EXTRACTED RECORDS:
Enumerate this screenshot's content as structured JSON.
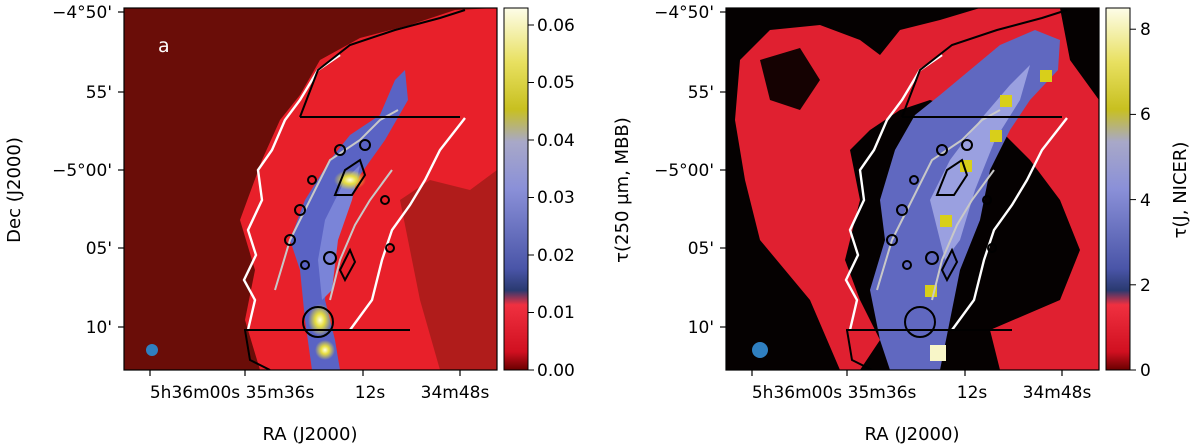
{
  "panels": [
    {
      "label": "a",
      "xlabel": "RA (J2000)",
      "ylabel": "Dec (J2000)",
      "x_ticks": [
        "5h36m00s",
        "35m36s",
        "12s",
        "34m48s"
      ],
      "y_ticks": [
        "−4°50'",
        "55'",
        "−5°00'",
        "05'",
        "10'"
      ],
      "colorbar": {
        "label": "τ(250 µm, MBB)",
        "ticks": [
          "0.00",
          "0.01",
          "0.02",
          "0.03",
          "0.04",
          "0.05",
          "0.06"
        ],
        "range": [
          0,
          0.063
        ]
      }
    },
    {
      "label": "",
      "xlabel": "RA (J2000)",
      "ylabel": "",
      "x_ticks": [
        "5h36m00s",
        "35m36s",
        "12s",
        "34m48s"
      ],
      "y_ticks": [
        "−4°50'",
        "55'",
        "−5°00'",
        "05'",
        "10'"
      ],
      "colorbar": {
        "label": "τ(J, NICER)",
        "ticks": [
          "0",
          "2",
          "4",
          "6",
          "8"
        ],
        "range": [
          0,
          8.5
        ]
      }
    }
  ],
  "colors": {
    "map_background_a": "#6a0d08",
    "map_background_b": "#050101",
    "map_red": "#e8202a",
    "map_blue": "#5a63c4",
    "map_yellow": "#d8cf1a",
    "beam_marker": "#2f7fc0"
  }
}
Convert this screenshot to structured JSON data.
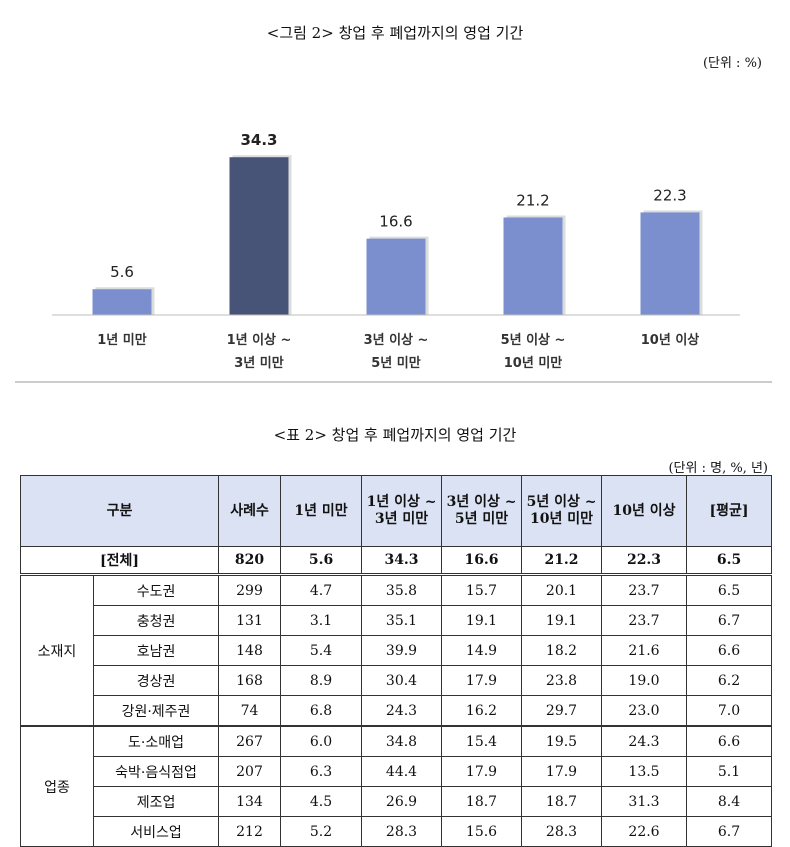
{
  "figure": {
    "title": "<그림 2> 창업 후 폐업까지의 영업 기간",
    "unit": "(단위 : %)"
  },
  "chart_data": {
    "type": "bar",
    "categories": [
      [
        "1년 미만"
      ],
      [
        "1년 이상 ~",
        "3년 미만"
      ],
      [
        "3년 이상 ~",
        "5년 미만"
      ],
      [
        "5년 이상 ~",
        "10년 미만"
      ],
      [
        "10년 이상"
      ]
    ],
    "values": [
      5.6,
      34.3,
      16.6,
      21.2,
      22.3
    ],
    "highlight_index": 1,
    "colors": {
      "bar": "#7b8fcf",
      "highlight": "#475478"
    },
    "ylim": [
      0,
      40
    ],
    "grid": false
  },
  "table": {
    "title": "<표 2> 창업 후 폐업까지의 영업 기간",
    "unit": "(단위 : 명, %, 년)",
    "headers": [
      "구분",
      "사례수",
      "1년 미만",
      "1년 이상 ~ 3년 미만",
      "3년 이상 ~ 5년 미만",
      "5년 이상 ~ 10년 미만",
      "10년 이상",
      "[평균]"
    ],
    "total": {
      "label": "[전체]",
      "values": [
        "820",
        "5.6",
        "34.3",
        "16.6",
        "21.2",
        "22.3",
        "6.5"
      ]
    },
    "groups": [
      {
        "name": "소재지",
        "rows": [
          {
            "label": "수도권",
            "values": [
              "299",
              "4.7",
              "35.8",
              "15.7",
              "20.1",
              "23.7",
              "6.5"
            ]
          },
          {
            "label": "충청권",
            "values": [
              "131",
              "3.1",
              "35.1",
              "19.1",
              "19.1",
              "23.7",
              "6.7"
            ]
          },
          {
            "label": "호남권",
            "values": [
              "148",
              "5.4",
              "39.9",
              "14.9",
              "18.2",
              "21.6",
              "6.6"
            ]
          },
          {
            "label": "경상권",
            "values": [
              "168",
              "8.9",
              "30.4",
              "17.9",
              "23.8",
              "19.0",
              "6.2"
            ]
          },
          {
            "label": "강원·제주권",
            "values": [
              "74",
              "6.8",
              "24.3",
              "16.2",
              "29.7",
              "23.0",
              "7.0"
            ]
          }
        ]
      },
      {
        "name": "업종",
        "rows": [
          {
            "label": "도·소매업",
            "values": [
              "267",
              "6.0",
              "34.8",
              "15.4",
              "19.5",
              "24.3",
              "6.6"
            ]
          },
          {
            "label": "숙박·음식점업",
            "values": [
              "207",
              "6.3",
              "44.4",
              "17.9",
              "17.9",
              "13.5",
              "5.1"
            ]
          },
          {
            "label": "제조업",
            "values": [
              "134",
              "4.5",
              "26.9",
              "18.7",
              "18.7",
              "31.3",
              "8.4"
            ]
          },
          {
            "label": "서비스업",
            "values": [
              "212",
              "5.2",
              "28.3",
              "15.6",
              "28.3",
              "22.6",
              "6.7"
            ]
          }
        ]
      }
    ]
  }
}
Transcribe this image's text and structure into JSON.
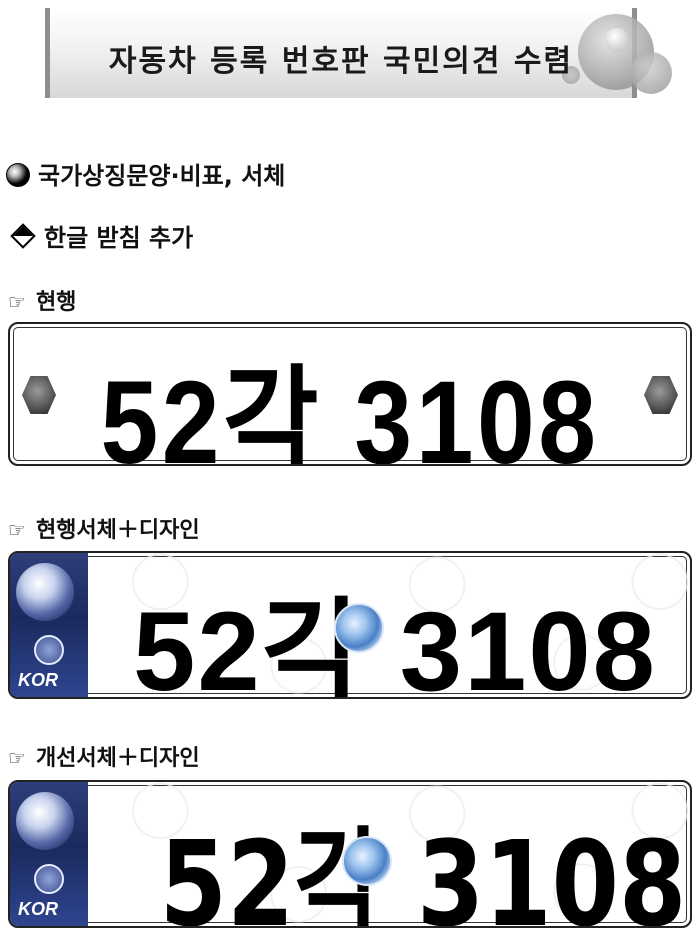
{
  "banner": {
    "title": "자동차 등록 번호판 국민의견 수렴"
  },
  "items": {
    "symbol_line": "국가상징문양·비표, 서체",
    "batchim_line": "한글 받침 추가"
  },
  "sections": [
    {
      "label": "현행",
      "plate_text": "52각 3108"
    },
    {
      "label": "현행서체＋디자인",
      "plate_text": "52각 3108",
      "badge": "KOR"
    },
    {
      "label": "개선서체＋디자인",
      "plate_text": "52각 3108",
      "badge": "KOR"
    }
  ],
  "colors": {
    "strip_blue": "#1b2a5e",
    "emblem_blue": "#4a7fc6"
  },
  "icons": [
    "radio-bullet-icon",
    "diamond-bullet-icon",
    "pointing-hand-icon"
  ]
}
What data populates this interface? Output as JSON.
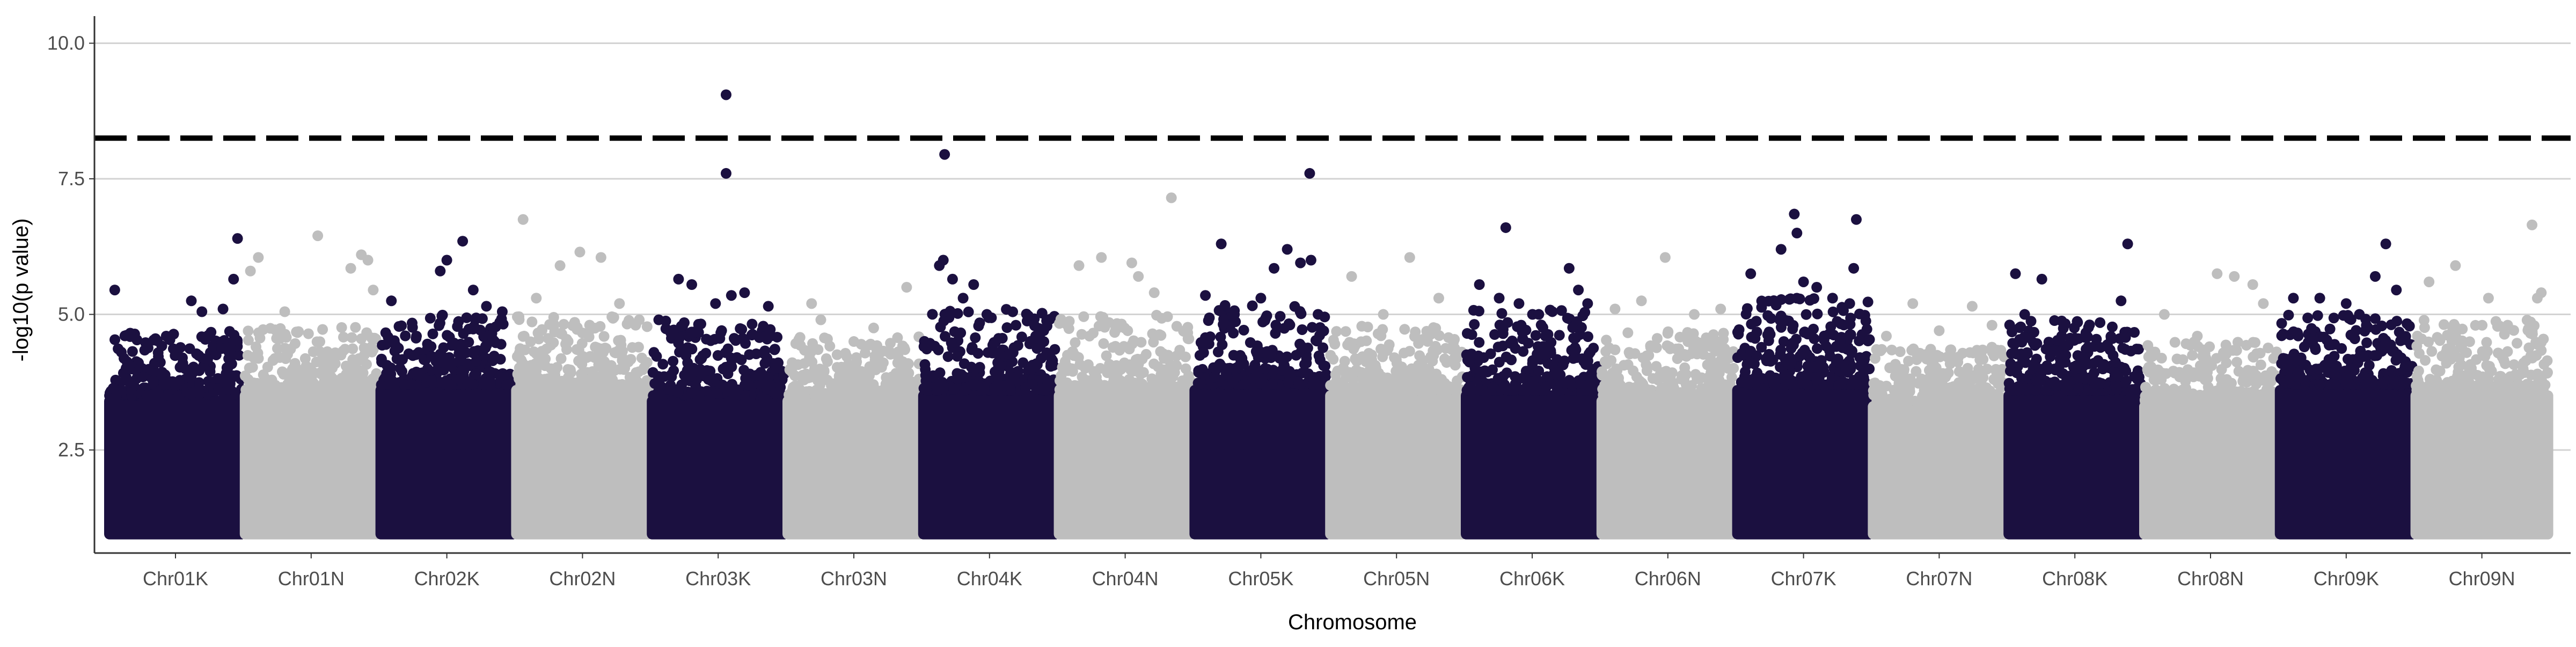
{
  "chart_data": {
    "type": "scatter",
    "title": "",
    "xlabel": "Chromosome",
    "ylabel": "-log10(p value)",
    "ylim": [
      0.6,
      10.5
    ],
    "y_ticks": [
      {
        "value": 2.5,
        "label": "2.5"
      },
      {
        "value": 5.0,
        "label": "5.0"
      },
      {
        "value": 7.5,
        "label": "7.5"
      },
      {
        "value": 10.0,
        "label": "10.0"
      }
    ],
    "threshold": {
      "value": 8.25,
      "style": "dashed",
      "color": "#000000"
    },
    "grid": {
      "horizontal": true,
      "vertical": false
    },
    "legend": "none",
    "colors": {
      "dark": "#1b1040",
      "light": "#bebebe"
    },
    "categories": [
      "Chr01K",
      "Chr01N",
      "Chr02K",
      "Chr02N",
      "Chr03K",
      "Chr03N",
      "Chr04K",
      "Chr04N",
      "Chr05K",
      "Chr05N",
      "Chr06K",
      "Chr06N",
      "Chr07K",
      "Chr07N",
      "Chr08K",
      "Chr08N",
      "Chr09K",
      "Chr09N"
    ],
    "series": [
      {
        "chromosome": "Chr01K",
        "color": "dark",
        "baseline_top": 3.5,
        "band_max": 4.2,
        "top_hits": [
          [
            0.04,
            5.45
          ],
          [
            0.43,
            4.6
          ],
          [
            0.62,
            5.25
          ],
          [
            0.7,
            5.05
          ],
          [
            0.86,
            5.1
          ],
          [
            0.94,
            5.65
          ],
          [
            0.97,
            6.4
          ]
        ]
      },
      {
        "chromosome": "Chr01N",
        "color": "light",
        "baseline_top": 3.6,
        "band_max": 4.3,
        "top_hits": [
          [
            0.04,
            5.8
          ],
          [
            0.1,
            6.05
          ],
          [
            0.3,
            5.05
          ],
          [
            0.55,
            6.45
          ],
          [
            0.8,
            5.85
          ],
          [
            0.88,
            6.1
          ],
          [
            0.93,
            6.0
          ],
          [
            0.97,
            5.45
          ]
        ]
      },
      {
        "chromosome": "Chr02K",
        "color": "dark",
        "baseline_top": 3.7,
        "band_max": 4.5,
        "top_hits": [
          [
            0.08,
            5.25
          ],
          [
            0.27,
            4.6
          ],
          [
            0.45,
            5.8
          ],
          [
            0.5,
            6.0
          ],
          [
            0.62,
            6.35
          ],
          [
            0.7,
            5.45
          ],
          [
            0.8,
            5.15
          ],
          [
            0.92,
            5.05
          ]
        ]
      },
      {
        "chromosome": "Chr02N",
        "color": "light",
        "baseline_top": 3.7,
        "band_max": 4.5,
        "top_hits": [
          [
            0.05,
            6.75
          ],
          [
            0.15,
            5.3
          ],
          [
            0.33,
            5.9
          ],
          [
            0.48,
            6.15
          ],
          [
            0.64,
            6.05
          ],
          [
            0.78,
            5.2
          ],
          [
            0.93,
            4.9
          ]
        ]
      },
      {
        "chromosome": "Chr03K",
        "color": "dark",
        "baseline_top": 3.5,
        "band_max": 4.4,
        "top_hits": [
          [
            0.05,
            4.9
          ],
          [
            0.2,
            5.65
          ],
          [
            0.3,
            5.55
          ],
          [
            0.48,
            5.2
          ],
          [
            0.56,
            9.05
          ],
          [
            0.56,
            7.6
          ],
          [
            0.6,
            5.35
          ],
          [
            0.7,
            5.4
          ],
          [
            0.88,
            5.15
          ]
        ]
      },
      {
        "chromosome": "Chr03N",
        "color": "light",
        "baseline_top": 3.5,
        "band_max": 4.1,
        "top_hits": [
          [
            0.18,
            5.2
          ],
          [
            0.25,
            4.9
          ],
          [
            0.5,
            4.5
          ],
          [
            0.65,
            4.75
          ],
          [
            0.9,
            5.5
          ]
        ]
      },
      {
        "chromosome": "Chr04K",
        "color": "dark",
        "baseline_top": 3.6,
        "band_max": 4.6,
        "top_hits": [
          [
            0.12,
            5.9
          ],
          [
            0.15,
            6.0
          ],
          [
            0.22,
            5.65
          ],
          [
            0.3,
            5.3
          ],
          [
            0.38,
            5.55
          ],
          [
            0.48,
            5.0
          ],
          [
            0.7,
            4.8
          ],
          [
            0.85,
            4.6
          ],
          [
            0.16,
            7.95
          ]
        ]
      },
      {
        "chromosome": "Chr04N",
        "color": "light",
        "baseline_top": 3.6,
        "band_max": 4.5,
        "top_hits": [
          [
            0.15,
            5.9
          ],
          [
            0.32,
            6.05
          ],
          [
            0.55,
            5.95
          ],
          [
            0.6,
            5.7
          ],
          [
            0.85,
            7.15
          ],
          [
            0.72,
            5.4
          ]
        ]
      },
      {
        "chromosome": "Chr05K",
        "color": "dark",
        "baseline_top": 3.7,
        "band_max": 4.7,
        "top_hits": [
          [
            0.08,
            5.35
          ],
          [
            0.2,
            6.3
          ],
          [
            0.3,
            5.0
          ],
          [
            0.5,
            5.3
          ],
          [
            0.6,
            5.85
          ],
          [
            0.7,
            6.2
          ],
          [
            0.8,
            5.95
          ],
          [
            0.88,
            6.0
          ],
          [
            0.87,
            7.6
          ]
        ]
      },
      {
        "chromosome": "Chr05N",
        "color": "light",
        "baseline_top": 3.6,
        "band_max": 4.3,
        "top_hits": [
          [
            0.16,
            5.7
          ],
          [
            0.4,
            5.0
          ],
          [
            0.6,
            6.05
          ],
          [
            0.82,
            5.3
          ]
        ]
      },
      {
        "chromosome": "Chr06K",
        "color": "dark",
        "baseline_top": 3.6,
        "band_max": 4.6,
        "top_hits": [
          [
            0.1,
            5.55
          ],
          [
            0.25,
            5.3
          ],
          [
            0.3,
            6.6
          ],
          [
            0.4,
            5.2
          ],
          [
            0.55,
            5.0
          ],
          [
            0.78,
            5.85
          ],
          [
            0.85,
            5.45
          ],
          [
            0.92,
            5.2
          ]
        ]
      },
      {
        "chromosome": "Chr06N",
        "color": "light",
        "baseline_top": 3.5,
        "band_max": 4.2,
        "top_hits": [
          [
            0.1,
            5.1
          ],
          [
            0.3,
            5.25
          ],
          [
            0.48,
            6.05
          ],
          [
            0.7,
            5.0
          ],
          [
            0.9,
            5.1
          ]
        ]
      },
      {
        "chromosome": "Chr07K",
        "color": "dark",
        "baseline_top": 3.7,
        "band_max": 4.8,
        "top_hits": [
          [
            0.1,
            5.75
          ],
          [
            0.33,
            6.2
          ],
          [
            0.43,
            6.85
          ],
          [
            0.45,
            6.5
          ],
          [
            0.5,
            5.6
          ],
          [
            0.6,
            5.5
          ],
          [
            0.72,
            5.3
          ],
          [
            0.85,
            5.2
          ],
          [
            0.9,
            6.75
          ],
          [
            0.88,
            5.85
          ]
        ]
      },
      {
        "chromosome": "Chr07N",
        "color": "light",
        "baseline_top": 3.4,
        "band_max": 3.9,
        "top_hits": [
          [
            0.1,
            4.6
          ],
          [
            0.3,
            5.2
          ],
          [
            0.5,
            4.7
          ],
          [
            0.75,
            5.15
          ],
          [
            0.9,
            4.8
          ]
        ]
      },
      {
        "chromosome": "Chr08K",
        "color": "dark",
        "baseline_top": 3.6,
        "band_max": 4.4,
        "top_hits": [
          [
            0.05,
            5.75
          ],
          [
            0.12,
            5.0
          ],
          [
            0.25,
            5.65
          ],
          [
            0.4,
            4.6
          ],
          [
            0.6,
            4.4
          ],
          [
            0.85,
            5.25
          ],
          [
            0.9,
            6.3
          ],
          [
            0.75,
            4.4
          ]
        ]
      },
      {
        "chromosome": "Chr08N",
        "color": "light",
        "baseline_top": 3.4,
        "band_max": 4.0,
        "top_hits": [
          [
            0.15,
            5.0
          ],
          [
            0.4,
            4.6
          ],
          [
            0.55,
            5.75
          ],
          [
            0.68,
            5.7
          ],
          [
            0.82,
            5.55
          ],
          [
            0.9,
            5.2
          ]
        ]
      },
      {
        "chromosome": "Chr09K",
        "color": "dark",
        "baseline_top": 3.7,
        "band_max": 4.5,
        "top_hits": [
          [
            0.1,
            5.3
          ],
          [
            0.3,
            5.3
          ],
          [
            0.5,
            5.2
          ],
          [
            0.72,
            5.7
          ],
          [
            0.8,
            6.3
          ],
          [
            0.88,
            5.45
          ],
          [
            0.6,
            5.0
          ]
        ]
      },
      {
        "chromosome": "Chr09N",
        "color": "light",
        "baseline_top": 3.6,
        "band_max": 4.4,
        "top_hits": [
          [
            0.1,
            5.6
          ],
          [
            0.3,
            5.9
          ],
          [
            0.55,
            5.3
          ],
          [
            0.88,
            6.65
          ],
          [
            0.92,
            5.3
          ],
          [
            0.95,
            5.4
          ]
        ]
      }
    ]
  }
}
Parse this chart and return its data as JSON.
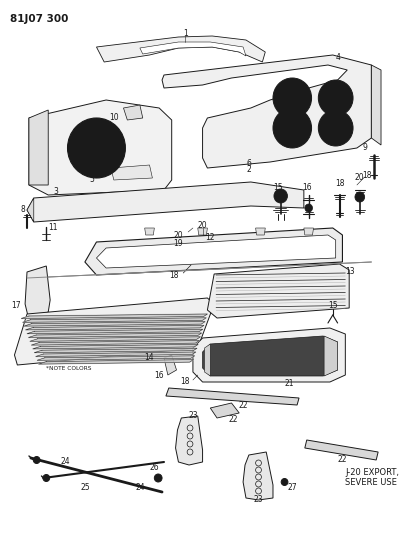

TASK GOAL: Filter the records above for lines containing the word "폐업까지의", and copy those lines.

TASK RESULT:
    "title": "<그림 2> 창업 후 폐업까지의 영업 기간",
    "title": "<표 2> 창업 후 폐업까지의 영업 기간",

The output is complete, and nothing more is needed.